=== Goal of the exercise ===
Collect from the data below each line with "jobless".

BEGIN Data records

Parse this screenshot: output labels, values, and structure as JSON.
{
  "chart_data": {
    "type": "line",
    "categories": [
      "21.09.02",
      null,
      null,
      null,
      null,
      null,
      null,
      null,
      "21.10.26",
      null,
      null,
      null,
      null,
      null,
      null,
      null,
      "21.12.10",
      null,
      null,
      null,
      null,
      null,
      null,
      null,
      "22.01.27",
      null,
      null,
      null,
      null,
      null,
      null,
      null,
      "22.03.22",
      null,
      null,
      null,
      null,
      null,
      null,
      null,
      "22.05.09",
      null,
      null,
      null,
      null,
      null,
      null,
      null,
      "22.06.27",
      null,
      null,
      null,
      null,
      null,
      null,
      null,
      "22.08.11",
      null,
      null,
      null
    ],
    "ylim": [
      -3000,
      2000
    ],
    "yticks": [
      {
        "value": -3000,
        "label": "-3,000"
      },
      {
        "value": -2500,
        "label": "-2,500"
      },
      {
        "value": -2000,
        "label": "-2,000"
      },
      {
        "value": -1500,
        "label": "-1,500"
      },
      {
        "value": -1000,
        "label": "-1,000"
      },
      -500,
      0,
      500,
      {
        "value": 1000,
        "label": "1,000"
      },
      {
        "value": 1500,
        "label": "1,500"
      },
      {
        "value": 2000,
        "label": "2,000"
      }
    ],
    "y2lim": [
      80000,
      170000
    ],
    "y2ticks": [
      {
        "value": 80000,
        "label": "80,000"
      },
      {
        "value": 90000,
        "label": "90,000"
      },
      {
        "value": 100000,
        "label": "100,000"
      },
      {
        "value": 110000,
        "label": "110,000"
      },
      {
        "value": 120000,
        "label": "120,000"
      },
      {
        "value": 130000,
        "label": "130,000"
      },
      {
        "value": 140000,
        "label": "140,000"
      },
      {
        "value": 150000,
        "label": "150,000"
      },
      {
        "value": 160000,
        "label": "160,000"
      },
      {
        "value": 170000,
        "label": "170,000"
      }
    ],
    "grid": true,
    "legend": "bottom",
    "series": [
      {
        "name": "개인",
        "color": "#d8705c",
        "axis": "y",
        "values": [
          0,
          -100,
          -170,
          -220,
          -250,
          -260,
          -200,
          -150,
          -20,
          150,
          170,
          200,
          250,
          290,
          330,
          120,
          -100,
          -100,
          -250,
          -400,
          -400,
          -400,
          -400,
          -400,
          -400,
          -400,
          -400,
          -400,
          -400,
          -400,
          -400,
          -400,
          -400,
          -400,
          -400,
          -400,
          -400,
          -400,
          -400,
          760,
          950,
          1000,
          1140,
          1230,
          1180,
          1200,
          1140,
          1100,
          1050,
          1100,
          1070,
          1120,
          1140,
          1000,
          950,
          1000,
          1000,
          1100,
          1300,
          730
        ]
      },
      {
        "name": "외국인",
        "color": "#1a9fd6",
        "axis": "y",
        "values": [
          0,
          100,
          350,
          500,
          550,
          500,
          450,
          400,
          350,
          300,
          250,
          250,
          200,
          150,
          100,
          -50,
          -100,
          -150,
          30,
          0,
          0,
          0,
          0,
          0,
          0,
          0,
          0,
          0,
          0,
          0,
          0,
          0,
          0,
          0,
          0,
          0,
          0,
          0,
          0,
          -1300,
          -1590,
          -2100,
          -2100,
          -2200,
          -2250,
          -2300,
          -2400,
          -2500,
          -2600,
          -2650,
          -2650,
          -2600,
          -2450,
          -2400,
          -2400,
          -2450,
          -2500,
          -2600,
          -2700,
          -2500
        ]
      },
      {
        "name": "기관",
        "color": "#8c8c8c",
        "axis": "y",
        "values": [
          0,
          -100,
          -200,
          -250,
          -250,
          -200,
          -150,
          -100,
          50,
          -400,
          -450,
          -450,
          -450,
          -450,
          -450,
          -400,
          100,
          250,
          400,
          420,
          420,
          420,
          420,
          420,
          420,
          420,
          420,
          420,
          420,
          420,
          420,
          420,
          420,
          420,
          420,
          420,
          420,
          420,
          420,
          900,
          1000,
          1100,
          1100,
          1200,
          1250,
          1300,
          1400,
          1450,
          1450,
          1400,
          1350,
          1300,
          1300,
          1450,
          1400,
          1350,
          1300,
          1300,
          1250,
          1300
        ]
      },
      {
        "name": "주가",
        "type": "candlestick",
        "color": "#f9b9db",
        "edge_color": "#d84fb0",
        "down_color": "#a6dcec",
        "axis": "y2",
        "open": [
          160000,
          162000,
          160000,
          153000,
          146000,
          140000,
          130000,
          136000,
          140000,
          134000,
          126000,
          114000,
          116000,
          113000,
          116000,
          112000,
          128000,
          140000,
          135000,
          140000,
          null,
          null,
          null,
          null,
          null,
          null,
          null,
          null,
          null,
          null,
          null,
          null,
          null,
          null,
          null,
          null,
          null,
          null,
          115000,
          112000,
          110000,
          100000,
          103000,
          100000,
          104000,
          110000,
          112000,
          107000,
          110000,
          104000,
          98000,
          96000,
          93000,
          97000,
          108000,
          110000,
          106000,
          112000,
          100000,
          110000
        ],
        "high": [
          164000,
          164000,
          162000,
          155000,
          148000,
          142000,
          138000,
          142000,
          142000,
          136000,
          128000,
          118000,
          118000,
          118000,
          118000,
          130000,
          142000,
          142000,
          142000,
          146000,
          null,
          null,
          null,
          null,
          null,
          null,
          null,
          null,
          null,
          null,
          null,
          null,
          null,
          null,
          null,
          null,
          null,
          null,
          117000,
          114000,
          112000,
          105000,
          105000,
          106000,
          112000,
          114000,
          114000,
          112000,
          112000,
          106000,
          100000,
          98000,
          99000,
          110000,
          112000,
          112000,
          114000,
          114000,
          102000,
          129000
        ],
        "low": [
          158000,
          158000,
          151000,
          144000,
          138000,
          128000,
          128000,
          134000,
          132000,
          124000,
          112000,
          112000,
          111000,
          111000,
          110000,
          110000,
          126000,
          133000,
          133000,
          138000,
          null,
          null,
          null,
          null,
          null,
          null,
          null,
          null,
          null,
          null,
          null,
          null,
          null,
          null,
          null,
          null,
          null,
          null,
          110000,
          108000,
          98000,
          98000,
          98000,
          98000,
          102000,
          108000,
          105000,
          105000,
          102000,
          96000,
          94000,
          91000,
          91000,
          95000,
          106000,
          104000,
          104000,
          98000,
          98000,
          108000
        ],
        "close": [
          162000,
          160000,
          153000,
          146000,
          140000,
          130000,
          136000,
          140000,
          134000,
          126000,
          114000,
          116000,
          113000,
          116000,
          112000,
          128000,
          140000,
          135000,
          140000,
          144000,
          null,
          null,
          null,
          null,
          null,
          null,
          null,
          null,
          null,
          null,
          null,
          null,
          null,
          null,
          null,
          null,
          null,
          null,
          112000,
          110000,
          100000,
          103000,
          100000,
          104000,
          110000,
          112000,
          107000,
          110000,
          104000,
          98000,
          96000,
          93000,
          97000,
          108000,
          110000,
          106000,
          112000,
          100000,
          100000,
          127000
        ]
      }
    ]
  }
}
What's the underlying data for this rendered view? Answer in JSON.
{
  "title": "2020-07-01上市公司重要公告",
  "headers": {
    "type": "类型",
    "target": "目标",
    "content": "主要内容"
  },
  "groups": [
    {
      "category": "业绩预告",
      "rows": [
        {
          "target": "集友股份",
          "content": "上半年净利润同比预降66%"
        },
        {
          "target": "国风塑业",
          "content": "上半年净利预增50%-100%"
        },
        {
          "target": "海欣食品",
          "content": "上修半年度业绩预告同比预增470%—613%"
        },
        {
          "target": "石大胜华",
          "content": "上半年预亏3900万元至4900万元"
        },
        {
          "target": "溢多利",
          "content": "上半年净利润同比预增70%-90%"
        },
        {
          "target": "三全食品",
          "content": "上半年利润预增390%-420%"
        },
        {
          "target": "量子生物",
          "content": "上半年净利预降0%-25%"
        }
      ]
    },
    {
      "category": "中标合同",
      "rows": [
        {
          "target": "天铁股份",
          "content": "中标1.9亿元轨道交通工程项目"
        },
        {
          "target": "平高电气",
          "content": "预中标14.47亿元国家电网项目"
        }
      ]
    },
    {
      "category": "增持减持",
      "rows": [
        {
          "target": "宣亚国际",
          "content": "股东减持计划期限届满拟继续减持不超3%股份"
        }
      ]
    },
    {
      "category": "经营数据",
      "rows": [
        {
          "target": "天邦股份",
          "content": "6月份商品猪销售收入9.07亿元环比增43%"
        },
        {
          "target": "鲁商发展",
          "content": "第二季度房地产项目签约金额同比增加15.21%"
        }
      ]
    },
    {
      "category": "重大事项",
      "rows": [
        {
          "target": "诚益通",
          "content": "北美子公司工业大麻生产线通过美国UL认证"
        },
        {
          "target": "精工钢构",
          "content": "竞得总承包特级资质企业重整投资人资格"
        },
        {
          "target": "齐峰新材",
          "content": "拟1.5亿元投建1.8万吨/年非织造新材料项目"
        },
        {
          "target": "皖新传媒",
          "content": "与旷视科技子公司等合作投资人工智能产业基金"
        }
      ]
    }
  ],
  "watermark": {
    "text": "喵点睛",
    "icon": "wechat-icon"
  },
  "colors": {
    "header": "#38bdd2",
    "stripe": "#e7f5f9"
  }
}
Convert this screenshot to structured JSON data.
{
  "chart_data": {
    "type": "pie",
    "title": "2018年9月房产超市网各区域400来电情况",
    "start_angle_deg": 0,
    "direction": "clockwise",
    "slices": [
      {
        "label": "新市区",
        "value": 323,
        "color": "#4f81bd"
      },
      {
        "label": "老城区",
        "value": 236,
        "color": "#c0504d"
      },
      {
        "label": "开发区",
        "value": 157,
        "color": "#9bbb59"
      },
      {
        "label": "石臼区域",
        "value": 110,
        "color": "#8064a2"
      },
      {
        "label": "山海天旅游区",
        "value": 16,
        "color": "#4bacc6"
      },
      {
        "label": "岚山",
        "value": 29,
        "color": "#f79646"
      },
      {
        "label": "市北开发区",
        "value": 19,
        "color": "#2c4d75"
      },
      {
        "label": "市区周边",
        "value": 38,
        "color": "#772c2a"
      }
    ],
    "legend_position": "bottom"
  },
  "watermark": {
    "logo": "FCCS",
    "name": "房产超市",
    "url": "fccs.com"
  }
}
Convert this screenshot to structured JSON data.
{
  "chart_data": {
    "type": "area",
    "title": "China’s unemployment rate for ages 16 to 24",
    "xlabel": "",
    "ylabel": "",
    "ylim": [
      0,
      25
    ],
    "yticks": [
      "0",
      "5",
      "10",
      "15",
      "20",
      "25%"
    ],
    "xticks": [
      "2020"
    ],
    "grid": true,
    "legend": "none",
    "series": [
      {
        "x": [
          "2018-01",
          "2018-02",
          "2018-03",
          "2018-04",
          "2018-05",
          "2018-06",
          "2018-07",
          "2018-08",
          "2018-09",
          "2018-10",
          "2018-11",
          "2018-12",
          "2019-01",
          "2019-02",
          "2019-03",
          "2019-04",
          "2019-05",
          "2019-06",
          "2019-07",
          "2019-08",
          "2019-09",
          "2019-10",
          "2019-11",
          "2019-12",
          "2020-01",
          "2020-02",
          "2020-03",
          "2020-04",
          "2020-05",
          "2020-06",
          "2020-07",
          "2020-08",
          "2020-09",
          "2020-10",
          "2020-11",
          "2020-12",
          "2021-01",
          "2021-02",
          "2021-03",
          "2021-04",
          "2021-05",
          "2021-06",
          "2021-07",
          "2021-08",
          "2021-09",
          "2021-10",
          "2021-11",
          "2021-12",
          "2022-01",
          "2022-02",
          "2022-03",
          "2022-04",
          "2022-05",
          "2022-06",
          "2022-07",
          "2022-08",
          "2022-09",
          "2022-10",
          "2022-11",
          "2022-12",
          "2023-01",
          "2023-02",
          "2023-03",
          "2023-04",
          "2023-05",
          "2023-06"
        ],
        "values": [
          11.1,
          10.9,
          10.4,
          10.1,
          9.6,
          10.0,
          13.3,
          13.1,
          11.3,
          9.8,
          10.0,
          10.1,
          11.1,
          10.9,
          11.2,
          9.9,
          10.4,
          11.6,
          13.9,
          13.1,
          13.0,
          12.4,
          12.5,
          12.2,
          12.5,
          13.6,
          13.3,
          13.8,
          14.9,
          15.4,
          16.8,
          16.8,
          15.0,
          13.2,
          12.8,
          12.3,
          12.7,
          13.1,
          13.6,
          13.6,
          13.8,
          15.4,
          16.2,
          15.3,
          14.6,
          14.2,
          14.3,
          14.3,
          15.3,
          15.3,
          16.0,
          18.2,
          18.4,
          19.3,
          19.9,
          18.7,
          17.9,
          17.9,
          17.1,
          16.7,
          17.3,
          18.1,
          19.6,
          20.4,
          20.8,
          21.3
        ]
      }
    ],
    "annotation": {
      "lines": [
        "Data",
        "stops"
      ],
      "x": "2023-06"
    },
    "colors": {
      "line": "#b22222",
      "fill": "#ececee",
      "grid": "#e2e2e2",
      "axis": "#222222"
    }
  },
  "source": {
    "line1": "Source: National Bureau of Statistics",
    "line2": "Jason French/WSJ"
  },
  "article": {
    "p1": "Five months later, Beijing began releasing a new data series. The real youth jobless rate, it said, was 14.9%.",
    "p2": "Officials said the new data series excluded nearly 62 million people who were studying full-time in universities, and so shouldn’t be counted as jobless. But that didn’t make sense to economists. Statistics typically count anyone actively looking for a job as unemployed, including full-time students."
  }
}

END Data records

=== Reply ===
    "p1": "Five months later, Beijing began releasing a new data series. The real youth jobless rate, it said, was 14.9%.",
    "p2": "Officials said the new data series excluded nearly 62 million people who were studying full-time in universities, and so shouldn’t be counted as jobless. But that didn’t make sense to economists. Statistics typically count anyone actively looking for a job as unemployed, including full-time students."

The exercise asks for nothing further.